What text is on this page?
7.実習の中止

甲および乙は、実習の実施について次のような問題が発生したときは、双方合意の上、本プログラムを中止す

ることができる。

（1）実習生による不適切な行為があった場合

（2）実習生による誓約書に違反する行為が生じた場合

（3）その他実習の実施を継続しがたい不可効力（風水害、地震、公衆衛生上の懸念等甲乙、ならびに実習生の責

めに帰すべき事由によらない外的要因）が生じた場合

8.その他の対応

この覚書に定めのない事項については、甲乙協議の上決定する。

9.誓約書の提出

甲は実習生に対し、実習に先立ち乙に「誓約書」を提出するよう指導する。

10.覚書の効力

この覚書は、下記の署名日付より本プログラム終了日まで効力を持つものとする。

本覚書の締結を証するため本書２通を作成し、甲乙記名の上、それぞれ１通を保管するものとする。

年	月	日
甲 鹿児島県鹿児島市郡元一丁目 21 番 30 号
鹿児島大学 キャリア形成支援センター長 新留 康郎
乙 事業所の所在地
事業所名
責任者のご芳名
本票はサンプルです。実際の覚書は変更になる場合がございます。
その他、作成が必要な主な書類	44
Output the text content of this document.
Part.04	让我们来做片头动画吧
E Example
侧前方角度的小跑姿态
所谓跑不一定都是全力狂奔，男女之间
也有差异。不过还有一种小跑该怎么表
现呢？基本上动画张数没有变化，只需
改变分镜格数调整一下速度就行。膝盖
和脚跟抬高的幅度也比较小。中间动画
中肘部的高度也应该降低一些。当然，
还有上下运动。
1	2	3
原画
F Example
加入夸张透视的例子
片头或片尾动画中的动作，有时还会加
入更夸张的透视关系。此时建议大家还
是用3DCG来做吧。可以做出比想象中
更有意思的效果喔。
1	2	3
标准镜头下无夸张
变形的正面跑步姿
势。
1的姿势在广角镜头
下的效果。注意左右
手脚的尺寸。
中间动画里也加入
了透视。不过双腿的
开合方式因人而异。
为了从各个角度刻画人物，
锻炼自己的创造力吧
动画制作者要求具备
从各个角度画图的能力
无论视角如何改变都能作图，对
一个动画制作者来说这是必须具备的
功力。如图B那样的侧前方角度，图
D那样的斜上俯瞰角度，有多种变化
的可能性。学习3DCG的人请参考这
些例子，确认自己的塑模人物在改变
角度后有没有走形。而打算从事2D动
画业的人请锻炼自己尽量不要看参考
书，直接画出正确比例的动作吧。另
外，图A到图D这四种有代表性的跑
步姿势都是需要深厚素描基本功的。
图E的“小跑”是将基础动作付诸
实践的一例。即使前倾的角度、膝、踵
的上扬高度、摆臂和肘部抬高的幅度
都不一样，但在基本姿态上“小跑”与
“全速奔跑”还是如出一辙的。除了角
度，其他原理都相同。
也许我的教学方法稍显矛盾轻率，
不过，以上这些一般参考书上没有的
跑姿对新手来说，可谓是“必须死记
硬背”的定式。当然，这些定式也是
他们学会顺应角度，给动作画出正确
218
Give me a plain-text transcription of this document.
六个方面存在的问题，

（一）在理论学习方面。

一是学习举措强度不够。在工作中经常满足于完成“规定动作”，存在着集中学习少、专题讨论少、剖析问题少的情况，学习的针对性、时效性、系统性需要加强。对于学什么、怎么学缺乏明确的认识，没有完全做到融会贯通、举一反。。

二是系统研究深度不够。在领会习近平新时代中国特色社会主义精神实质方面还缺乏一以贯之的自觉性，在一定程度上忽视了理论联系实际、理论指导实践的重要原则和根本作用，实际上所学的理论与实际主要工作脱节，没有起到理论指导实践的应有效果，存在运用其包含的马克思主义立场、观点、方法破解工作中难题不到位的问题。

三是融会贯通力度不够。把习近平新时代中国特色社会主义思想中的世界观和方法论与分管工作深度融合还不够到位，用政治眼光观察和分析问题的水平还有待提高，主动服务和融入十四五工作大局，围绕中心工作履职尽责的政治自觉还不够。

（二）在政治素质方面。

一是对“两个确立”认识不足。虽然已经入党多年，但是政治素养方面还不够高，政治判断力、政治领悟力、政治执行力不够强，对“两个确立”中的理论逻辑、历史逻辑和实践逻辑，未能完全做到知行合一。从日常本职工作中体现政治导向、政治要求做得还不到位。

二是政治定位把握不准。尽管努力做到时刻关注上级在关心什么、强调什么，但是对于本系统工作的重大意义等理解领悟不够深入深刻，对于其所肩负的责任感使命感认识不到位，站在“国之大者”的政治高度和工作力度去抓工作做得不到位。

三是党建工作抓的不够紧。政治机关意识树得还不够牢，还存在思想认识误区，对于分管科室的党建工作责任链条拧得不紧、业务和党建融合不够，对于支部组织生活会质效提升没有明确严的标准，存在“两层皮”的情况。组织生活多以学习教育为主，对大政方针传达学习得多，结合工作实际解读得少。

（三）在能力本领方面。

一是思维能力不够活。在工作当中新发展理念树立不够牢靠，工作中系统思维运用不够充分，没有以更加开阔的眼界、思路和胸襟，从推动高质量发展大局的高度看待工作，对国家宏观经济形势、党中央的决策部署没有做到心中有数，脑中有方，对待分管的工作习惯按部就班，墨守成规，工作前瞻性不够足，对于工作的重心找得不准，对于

Directive
Scan the records for the string "document". Copy each line in which it appears.

Result below
Output the text content of this document.
Give me a plain-text transcription of this document.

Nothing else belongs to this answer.